[Collected data entries]
::::::::
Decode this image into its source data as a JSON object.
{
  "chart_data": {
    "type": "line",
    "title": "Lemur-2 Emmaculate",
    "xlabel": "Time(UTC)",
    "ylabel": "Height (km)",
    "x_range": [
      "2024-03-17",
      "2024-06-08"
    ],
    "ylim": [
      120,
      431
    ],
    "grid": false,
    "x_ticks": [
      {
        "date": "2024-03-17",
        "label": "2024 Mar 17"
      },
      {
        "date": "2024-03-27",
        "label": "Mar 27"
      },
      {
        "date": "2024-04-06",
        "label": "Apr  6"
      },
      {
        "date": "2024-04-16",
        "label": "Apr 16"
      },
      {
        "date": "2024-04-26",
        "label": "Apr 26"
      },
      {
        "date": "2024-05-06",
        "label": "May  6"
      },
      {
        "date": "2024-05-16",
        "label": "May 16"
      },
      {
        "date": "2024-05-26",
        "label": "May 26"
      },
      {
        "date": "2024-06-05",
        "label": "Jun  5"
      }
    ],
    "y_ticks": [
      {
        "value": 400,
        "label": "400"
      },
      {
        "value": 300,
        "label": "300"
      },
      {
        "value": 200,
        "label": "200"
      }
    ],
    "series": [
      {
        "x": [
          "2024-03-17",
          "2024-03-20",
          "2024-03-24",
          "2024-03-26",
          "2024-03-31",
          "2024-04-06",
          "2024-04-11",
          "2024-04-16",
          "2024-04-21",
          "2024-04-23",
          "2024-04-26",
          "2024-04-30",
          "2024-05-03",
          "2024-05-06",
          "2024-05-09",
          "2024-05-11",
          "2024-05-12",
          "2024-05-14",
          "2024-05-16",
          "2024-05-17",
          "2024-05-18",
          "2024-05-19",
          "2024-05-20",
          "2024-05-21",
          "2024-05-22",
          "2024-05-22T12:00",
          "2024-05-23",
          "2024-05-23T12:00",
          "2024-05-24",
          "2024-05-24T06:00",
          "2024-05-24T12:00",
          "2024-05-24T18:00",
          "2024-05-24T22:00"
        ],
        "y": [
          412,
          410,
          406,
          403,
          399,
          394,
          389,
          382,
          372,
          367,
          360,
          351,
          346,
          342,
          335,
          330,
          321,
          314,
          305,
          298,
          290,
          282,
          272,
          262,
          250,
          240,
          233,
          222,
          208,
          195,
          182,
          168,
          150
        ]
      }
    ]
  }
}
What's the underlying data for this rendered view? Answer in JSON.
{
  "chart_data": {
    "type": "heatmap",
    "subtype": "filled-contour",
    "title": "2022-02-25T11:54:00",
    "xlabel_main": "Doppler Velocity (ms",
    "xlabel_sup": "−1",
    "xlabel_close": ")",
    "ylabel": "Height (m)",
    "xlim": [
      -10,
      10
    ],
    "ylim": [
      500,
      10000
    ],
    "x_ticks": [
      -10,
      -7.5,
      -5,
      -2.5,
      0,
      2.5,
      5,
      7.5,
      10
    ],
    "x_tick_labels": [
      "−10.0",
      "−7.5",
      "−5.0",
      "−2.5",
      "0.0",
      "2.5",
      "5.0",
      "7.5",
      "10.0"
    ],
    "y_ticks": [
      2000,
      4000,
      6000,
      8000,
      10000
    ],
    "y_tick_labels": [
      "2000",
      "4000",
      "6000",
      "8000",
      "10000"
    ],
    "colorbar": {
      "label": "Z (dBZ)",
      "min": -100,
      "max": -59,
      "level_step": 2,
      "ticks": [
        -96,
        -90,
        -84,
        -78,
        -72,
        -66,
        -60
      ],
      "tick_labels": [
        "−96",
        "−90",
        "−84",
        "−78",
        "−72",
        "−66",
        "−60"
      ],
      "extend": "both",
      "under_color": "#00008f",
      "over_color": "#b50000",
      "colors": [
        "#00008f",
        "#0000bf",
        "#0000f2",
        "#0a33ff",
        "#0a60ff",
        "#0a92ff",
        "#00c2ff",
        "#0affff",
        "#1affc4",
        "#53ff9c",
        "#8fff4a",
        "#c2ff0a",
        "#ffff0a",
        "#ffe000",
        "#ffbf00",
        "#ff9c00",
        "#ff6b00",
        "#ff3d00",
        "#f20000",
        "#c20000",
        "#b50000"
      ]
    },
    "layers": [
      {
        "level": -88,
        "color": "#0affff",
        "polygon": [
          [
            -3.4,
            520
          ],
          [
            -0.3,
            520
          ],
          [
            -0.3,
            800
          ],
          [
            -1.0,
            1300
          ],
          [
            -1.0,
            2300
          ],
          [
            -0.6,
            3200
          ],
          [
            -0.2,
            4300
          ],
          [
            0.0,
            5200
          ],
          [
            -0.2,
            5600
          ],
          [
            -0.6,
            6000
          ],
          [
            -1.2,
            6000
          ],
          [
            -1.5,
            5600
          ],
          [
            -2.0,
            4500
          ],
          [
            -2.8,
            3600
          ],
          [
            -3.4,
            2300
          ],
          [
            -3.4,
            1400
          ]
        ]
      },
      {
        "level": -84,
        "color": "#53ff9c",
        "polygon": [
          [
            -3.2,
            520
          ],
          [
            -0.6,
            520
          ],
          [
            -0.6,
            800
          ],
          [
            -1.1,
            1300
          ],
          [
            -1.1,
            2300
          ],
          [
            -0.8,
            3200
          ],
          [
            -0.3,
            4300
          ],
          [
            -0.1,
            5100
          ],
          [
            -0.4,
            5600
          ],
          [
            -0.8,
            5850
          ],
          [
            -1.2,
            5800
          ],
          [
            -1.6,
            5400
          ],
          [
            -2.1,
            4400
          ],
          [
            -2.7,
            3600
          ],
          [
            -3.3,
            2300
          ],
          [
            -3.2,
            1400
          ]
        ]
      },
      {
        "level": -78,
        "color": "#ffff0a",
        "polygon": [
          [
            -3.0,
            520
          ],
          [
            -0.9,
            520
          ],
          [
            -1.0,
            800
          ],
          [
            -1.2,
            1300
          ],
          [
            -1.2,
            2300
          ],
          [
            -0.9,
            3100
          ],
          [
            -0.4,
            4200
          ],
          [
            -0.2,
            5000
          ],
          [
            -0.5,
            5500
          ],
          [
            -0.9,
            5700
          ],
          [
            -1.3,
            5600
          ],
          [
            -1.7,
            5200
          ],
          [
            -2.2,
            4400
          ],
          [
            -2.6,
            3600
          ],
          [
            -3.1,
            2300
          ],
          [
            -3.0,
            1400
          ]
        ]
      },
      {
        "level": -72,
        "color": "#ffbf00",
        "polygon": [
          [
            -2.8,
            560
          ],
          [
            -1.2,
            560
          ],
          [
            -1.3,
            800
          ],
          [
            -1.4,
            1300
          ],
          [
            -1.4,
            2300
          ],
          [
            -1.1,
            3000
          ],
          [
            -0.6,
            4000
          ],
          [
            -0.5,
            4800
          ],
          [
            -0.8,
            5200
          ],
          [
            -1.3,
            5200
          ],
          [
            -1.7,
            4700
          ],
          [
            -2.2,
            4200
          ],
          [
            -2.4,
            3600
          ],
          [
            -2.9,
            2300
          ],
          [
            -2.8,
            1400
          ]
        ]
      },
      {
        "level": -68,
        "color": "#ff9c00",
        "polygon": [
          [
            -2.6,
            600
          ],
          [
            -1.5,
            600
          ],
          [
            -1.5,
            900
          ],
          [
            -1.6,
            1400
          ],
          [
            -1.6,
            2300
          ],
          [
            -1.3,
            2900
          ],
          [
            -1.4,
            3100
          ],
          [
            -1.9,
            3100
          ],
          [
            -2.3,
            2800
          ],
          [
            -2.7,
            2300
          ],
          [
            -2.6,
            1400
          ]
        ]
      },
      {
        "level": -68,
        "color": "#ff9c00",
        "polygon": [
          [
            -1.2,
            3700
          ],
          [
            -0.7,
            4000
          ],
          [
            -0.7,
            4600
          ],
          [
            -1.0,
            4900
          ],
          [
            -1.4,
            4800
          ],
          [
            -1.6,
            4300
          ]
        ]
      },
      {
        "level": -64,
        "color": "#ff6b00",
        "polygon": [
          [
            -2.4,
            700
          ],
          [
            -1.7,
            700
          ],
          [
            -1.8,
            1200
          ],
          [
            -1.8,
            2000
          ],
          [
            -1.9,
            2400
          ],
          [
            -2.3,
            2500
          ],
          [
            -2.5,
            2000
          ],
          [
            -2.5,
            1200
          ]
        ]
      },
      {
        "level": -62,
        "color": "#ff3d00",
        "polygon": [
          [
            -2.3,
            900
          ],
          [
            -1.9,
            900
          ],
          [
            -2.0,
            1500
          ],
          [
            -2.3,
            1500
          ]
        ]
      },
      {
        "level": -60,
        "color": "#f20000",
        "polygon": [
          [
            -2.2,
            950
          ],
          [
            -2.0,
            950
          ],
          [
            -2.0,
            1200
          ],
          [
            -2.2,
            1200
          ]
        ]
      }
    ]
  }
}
::::::::
Short problem
Report each line in the data that holds the word "date".

Task solution
        "date": "2024-03-17",
        "date": "2024-03-27",
        "date": "2024-04-06",
        "date": "2024-04-16",
        "date": "2024-04-26",
        "date": "2024-05-06",
        "date": "2024-05-16",
        "date": "2024-05-26",
        "date": "2024-06-05",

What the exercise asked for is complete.